§ WHAT THIS TASK INVOLVES: Work out how many lines of the listing hold "grid", then state only that count.

§ GIVEN DATA:
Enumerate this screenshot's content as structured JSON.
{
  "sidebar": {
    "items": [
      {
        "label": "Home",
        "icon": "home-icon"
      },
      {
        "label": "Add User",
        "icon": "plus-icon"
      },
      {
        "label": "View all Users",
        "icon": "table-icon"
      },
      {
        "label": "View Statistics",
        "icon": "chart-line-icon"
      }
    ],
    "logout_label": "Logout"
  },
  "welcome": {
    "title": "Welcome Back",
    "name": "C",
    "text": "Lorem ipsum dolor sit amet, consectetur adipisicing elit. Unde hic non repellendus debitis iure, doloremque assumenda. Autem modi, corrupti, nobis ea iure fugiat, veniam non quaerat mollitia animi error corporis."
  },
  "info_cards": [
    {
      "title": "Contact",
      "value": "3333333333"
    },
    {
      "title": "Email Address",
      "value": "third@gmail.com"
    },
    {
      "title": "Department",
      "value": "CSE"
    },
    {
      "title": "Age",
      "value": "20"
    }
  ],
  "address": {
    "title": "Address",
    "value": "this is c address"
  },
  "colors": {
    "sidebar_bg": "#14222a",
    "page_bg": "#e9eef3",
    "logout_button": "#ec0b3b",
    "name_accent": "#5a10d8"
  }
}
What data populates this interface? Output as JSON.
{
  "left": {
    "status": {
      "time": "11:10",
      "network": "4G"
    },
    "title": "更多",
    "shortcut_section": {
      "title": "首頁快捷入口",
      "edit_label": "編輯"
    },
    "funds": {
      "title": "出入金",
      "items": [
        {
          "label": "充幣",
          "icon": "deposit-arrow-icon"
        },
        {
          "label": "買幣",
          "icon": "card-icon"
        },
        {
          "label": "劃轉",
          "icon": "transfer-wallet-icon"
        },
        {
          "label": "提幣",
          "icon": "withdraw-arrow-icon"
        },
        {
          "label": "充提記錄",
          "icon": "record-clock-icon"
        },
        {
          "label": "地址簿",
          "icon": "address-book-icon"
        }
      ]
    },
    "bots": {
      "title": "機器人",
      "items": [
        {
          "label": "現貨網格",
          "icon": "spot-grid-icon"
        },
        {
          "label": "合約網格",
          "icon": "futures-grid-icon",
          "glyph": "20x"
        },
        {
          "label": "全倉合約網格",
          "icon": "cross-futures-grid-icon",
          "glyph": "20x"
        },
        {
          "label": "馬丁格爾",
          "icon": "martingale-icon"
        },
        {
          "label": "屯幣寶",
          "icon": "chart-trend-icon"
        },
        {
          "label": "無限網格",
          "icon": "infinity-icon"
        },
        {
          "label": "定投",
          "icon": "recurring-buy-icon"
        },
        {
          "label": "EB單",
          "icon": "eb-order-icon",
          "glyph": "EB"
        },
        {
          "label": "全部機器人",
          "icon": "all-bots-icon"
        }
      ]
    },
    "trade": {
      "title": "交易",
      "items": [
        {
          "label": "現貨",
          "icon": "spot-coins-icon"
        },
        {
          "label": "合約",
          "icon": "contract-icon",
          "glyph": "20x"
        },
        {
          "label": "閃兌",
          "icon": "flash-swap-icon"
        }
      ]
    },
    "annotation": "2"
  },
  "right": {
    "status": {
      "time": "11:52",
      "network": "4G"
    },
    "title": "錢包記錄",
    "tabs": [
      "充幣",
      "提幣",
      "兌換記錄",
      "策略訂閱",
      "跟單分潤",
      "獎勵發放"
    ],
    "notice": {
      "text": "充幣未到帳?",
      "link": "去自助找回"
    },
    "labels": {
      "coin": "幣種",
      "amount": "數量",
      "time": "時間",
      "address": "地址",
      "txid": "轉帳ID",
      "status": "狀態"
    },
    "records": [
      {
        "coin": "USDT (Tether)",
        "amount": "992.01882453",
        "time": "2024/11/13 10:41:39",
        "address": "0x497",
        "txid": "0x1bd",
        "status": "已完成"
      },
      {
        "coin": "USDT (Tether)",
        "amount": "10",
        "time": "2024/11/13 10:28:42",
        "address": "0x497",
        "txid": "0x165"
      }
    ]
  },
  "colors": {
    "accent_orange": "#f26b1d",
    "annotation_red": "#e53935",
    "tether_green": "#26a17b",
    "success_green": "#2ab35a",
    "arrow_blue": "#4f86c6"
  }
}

§ THE RESULT: 3